GIVEN EXERCISE -
Will you extract the entries word for word? Images should not appear in the copy.

Stored dataset items:
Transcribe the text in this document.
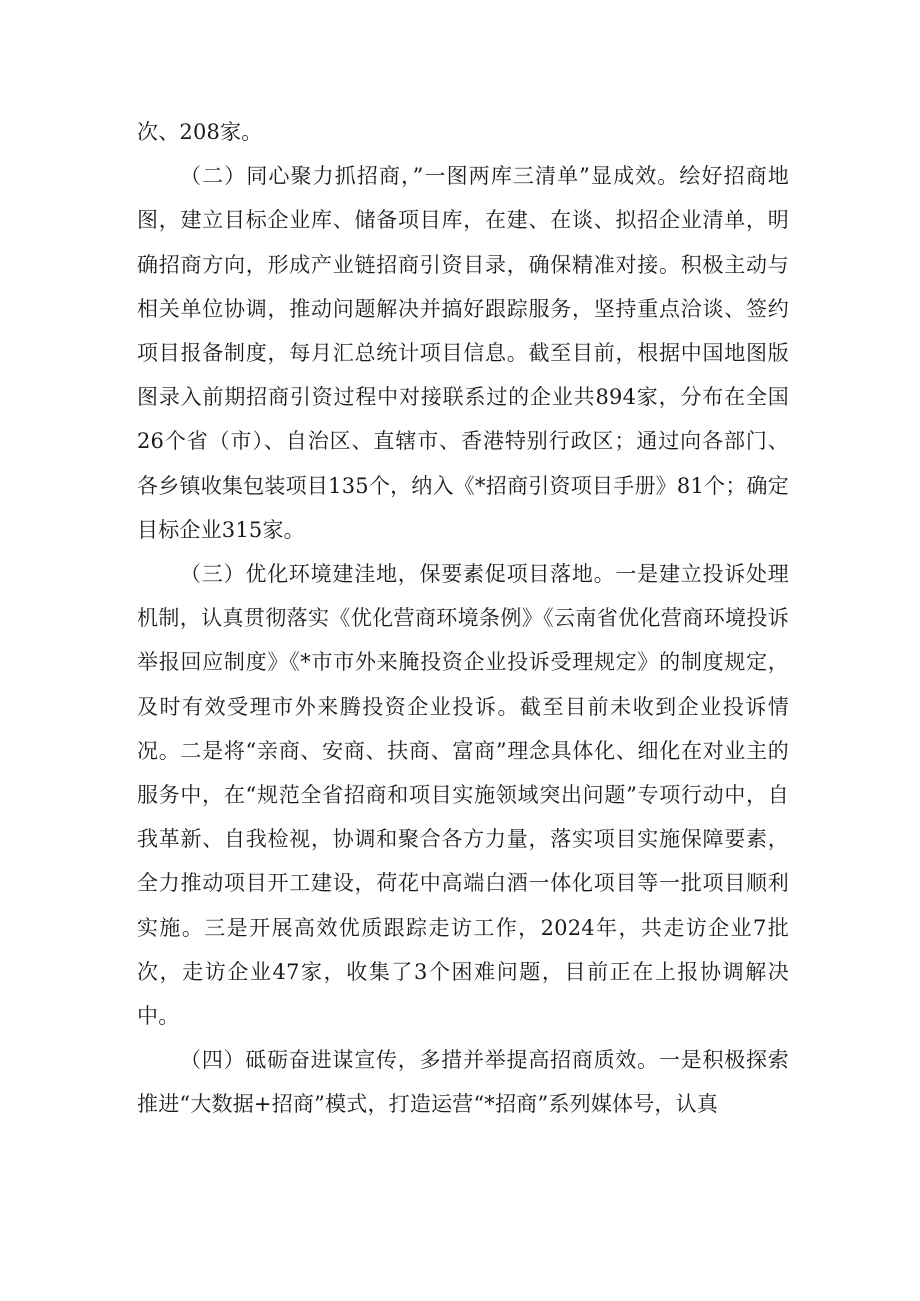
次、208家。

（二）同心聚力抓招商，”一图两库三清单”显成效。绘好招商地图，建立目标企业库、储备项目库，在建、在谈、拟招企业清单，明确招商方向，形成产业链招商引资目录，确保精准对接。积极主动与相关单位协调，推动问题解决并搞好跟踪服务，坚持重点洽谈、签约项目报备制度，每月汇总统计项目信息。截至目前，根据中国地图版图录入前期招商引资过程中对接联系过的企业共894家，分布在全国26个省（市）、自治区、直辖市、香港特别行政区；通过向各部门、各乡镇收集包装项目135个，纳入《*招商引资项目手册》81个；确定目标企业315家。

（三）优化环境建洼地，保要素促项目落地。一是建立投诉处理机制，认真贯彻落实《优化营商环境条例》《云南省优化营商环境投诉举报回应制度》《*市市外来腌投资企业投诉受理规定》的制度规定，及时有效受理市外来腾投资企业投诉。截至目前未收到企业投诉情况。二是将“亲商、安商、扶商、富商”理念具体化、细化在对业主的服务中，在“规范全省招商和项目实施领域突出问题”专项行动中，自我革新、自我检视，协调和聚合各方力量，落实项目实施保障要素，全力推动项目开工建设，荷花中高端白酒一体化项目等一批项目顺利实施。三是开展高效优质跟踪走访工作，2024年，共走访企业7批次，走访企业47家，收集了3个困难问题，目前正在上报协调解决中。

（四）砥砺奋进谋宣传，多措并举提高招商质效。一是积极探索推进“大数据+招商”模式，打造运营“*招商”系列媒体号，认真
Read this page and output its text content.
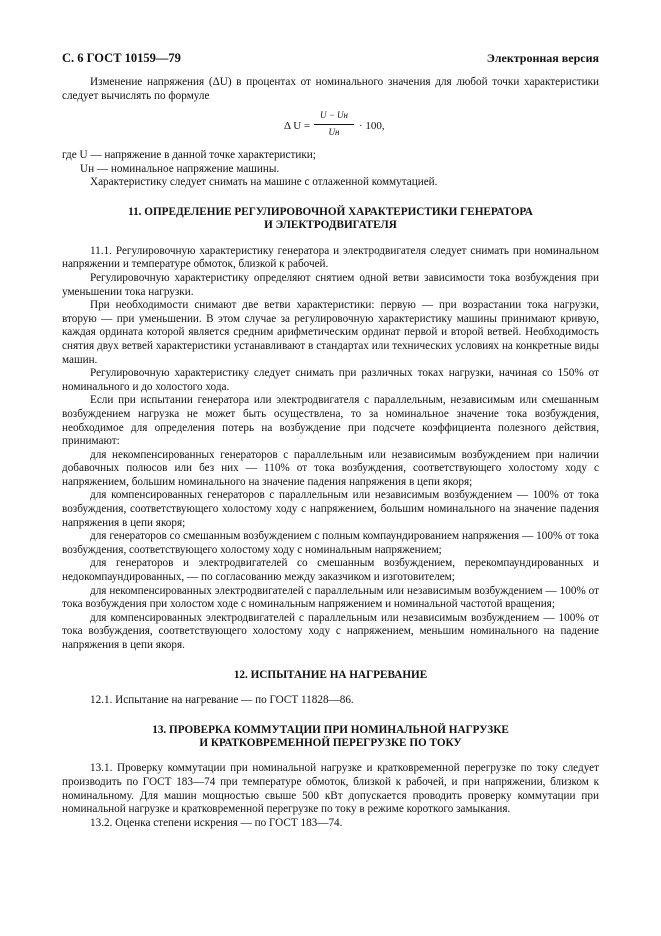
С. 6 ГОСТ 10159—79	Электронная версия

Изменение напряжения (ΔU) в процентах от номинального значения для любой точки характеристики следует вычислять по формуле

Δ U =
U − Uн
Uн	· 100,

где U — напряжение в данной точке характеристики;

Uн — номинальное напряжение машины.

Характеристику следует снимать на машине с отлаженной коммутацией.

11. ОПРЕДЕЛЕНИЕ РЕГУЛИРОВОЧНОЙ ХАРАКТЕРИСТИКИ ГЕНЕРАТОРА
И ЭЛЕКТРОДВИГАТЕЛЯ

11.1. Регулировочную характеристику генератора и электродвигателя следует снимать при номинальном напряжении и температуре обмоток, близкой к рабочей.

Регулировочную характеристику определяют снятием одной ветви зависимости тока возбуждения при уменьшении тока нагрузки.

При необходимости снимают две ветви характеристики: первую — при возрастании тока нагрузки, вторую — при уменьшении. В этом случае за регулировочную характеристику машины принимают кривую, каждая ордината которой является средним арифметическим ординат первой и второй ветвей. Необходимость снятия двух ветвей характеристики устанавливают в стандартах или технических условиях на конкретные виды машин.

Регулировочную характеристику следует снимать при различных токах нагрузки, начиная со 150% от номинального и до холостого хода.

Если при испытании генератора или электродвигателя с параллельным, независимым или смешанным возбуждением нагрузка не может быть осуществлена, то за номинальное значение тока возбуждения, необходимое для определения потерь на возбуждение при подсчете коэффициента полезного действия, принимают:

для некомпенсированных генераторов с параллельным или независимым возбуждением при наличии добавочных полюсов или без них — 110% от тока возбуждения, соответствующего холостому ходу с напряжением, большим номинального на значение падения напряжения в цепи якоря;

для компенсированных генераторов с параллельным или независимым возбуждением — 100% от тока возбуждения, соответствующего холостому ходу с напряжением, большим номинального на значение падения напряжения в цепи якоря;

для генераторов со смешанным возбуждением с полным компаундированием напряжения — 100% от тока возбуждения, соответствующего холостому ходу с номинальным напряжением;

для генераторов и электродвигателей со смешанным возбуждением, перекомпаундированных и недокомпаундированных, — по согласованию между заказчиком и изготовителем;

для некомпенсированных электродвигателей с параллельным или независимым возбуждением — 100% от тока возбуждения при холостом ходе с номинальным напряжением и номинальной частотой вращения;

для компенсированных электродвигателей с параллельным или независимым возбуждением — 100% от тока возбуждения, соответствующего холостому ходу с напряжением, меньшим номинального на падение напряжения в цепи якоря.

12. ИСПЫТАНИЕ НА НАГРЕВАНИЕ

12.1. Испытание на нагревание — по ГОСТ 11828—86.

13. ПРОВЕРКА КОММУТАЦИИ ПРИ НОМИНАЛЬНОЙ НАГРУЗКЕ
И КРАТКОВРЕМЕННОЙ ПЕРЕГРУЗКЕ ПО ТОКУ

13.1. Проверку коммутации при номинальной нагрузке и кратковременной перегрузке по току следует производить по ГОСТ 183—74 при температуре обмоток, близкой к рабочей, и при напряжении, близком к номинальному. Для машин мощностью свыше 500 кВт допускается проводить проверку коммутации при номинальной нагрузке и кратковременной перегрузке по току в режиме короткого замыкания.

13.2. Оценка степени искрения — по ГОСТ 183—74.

FULL RESPONSE -
Transcribe the text in this document.
次、208家。

（二）同心聚力抓招商，”一图两库三清单”显成效。绘好招商地图，建立目标企业库、储备项目库，在建、在谈、拟招企业清单，明确招商方向，形成产业链招商引资目录，确保精准对接。积极主动与相关单位协调，推动问题解决并搞好跟踪服务，坚持重点洽谈、签约项目报备制度，每月汇总统计项目信息。截至目前，根据中国地图版图录入前期招商引资过程中对接联系过的企业共894家，分布在全国26个省（市）、自治区、直辖市、香港特别行政区；通过向各部门、各乡镇收集包装项目135个，纳入《*招商引资项目手册》81个；确定目标企业315家。

（三）优化环境建洼地，保要素促项目落地。一是建立投诉处理机制，认真贯彻落实《优化营商环境条例》《云南省优化营商环境投诉举报回应制度》《*市市外来腌投资企业投诉受理规定》的制度规定，及时有效受理市外来腾投资企业投诉。截至目前未收到企业投诉情况。二是将“亲商、安商、扶商、富商”理念具体化、细化在对业主的服务中，在“规范全省招商和项目实施领域突出问题”专项行动中，自我革新、自我检视，协调和聚合各方力量，落实项目实施保障要素，全力推动项目开工建设，荷花中高端白酒一体化项目等一批项目顺利实施。三是开展高效优质跟踪走访工作，2024年，共走访企业7批次，走访企业47家，收集了3个困难问题，目前正在上报协调解决中。

（四）砥砺奋进谋宣传，多措并举提高招商质效。一是积极探索推进“大数据+招商”模式，打造运营“*招商”系列媒体号，认真
Read this page and output its text content.
С. 6 ГОСТ 10159—79	Электронная версия

Изменение напряжения (ΔU) в процентах от номинального значения для любой точки характеристики следует вычислять по формуле

Δ U =
U − Uн
Uн	· 100,

где U — напряжение в данной точке характеристики;

Uн — номинальное напряжение машины.

Характеристику следует снимать на машине с отлаженной коммутацией.

11. ОПРЕДЕЛЕНИЕ РЕГУЛИРОВОЧНОЙ ХАРАКТЕРИСТИКИ ГЕНЕРАТОРА
И ЭЛЕКТРОДВИГАТЕЛЯ

11.1. Регулировочную характеристику генератора и электродвигателя следует снимать при номинальном напряжении и температуре обмоток, близкой к рабочей.

Регулировочную характеристику определяют снятием одной ветви зависимости тока возбуждения при уменьшении тока нагрузки.

При необходимости снимают две ветви характеристики: первую — при возрастании тока нагрузки, вторую — при уменьшении. В этом случае за регулировочную характеристику машины принимают кривую, каждая ордината которой является средним арифметическим ординат первой и второй ветвей. Необходимость снятия двух ветвей характеристики устанавливают в стандартах или технических условиях на конкретные виды машин.

Регулировочную характеристику следует снимать при различных токах нагрузки, начиная со 150% от номинального и до холостого хода.

Если при испытании генератора или электродвигателя с параллельным, независимым или смешанным возбуждением нагрузка не может быть осуществлена, то за номинальное значение тока возбуждения, необходимое для определения потерь на возбуждение при подсчете коэффициента полезного действия, принимают:

для некомпенсированных генераторов с параллельным или независимым возбуждением при наличии добавочных полюсов или без них — 110% от тока возбуждения, соответствующего холостому ходу с напряжением, большим номинального на значение падения напряжения в цепи якоря;

для компенсированных генераторов с параллельным или независимым возбуждением — 100% от тока возбуждения, соответствующего холостому ходу с напряжением, большим номинального на значение падения напряжения в цепи якоря;

для генераторов со смешанным возбуждением с полным компаундированием напряжения — 100% от тока возбуждения, соответствующего холостому ходу с номинальным напряжением;

для генераторов и электродвигателей со смешанным возбуждением, перекомпаундированных и недокомпаундированных, — по согласованию между заказчиком и изготовителем;

для некомпенсированных электродвигателей с параллельным или независимым возбуждением — 100% от тока возбуждения при холостом ходе с номинальным напряжением и номинальной частотой вращения;

для компенсированных электродвигателей с параллельным или независимым возбуждением — 100% от тока возбуждения, соответствующего холостому ходу с напряжением, меньшим номинального на падение напряжения в цепи якоря.

12. ИСПЫТАНИЕ НА НАГРЕВАНИЕ

12.1. Испытание на нагревание — по ГОСТ 11828—86.

13. ПРОВЕРКА КОММУТАЦИИ ПРИ НОМИНАЛЬНОЙ НАГРУЗКЕ
И КРАТКОВРЕМЕННОЙ ПЕРЕГРУЗКЕ ПО ТОКУ

13.1. Проверку коммутации при номинальной нагрузке и кратковременной перегрузке по току следует производить по ГОСТ 183—74 при температуре обмоток, близкой к рабочей, и при напряжении, близком к номинальному. Для машин мощностью свыше 500 кВт допускается проводить проверку коммутации при номинальной нагрузке и кратковременной перегрузке по току в режиме короткого замыкания.

13.2. Оценка степени искрения — по ГОСТ 183—74.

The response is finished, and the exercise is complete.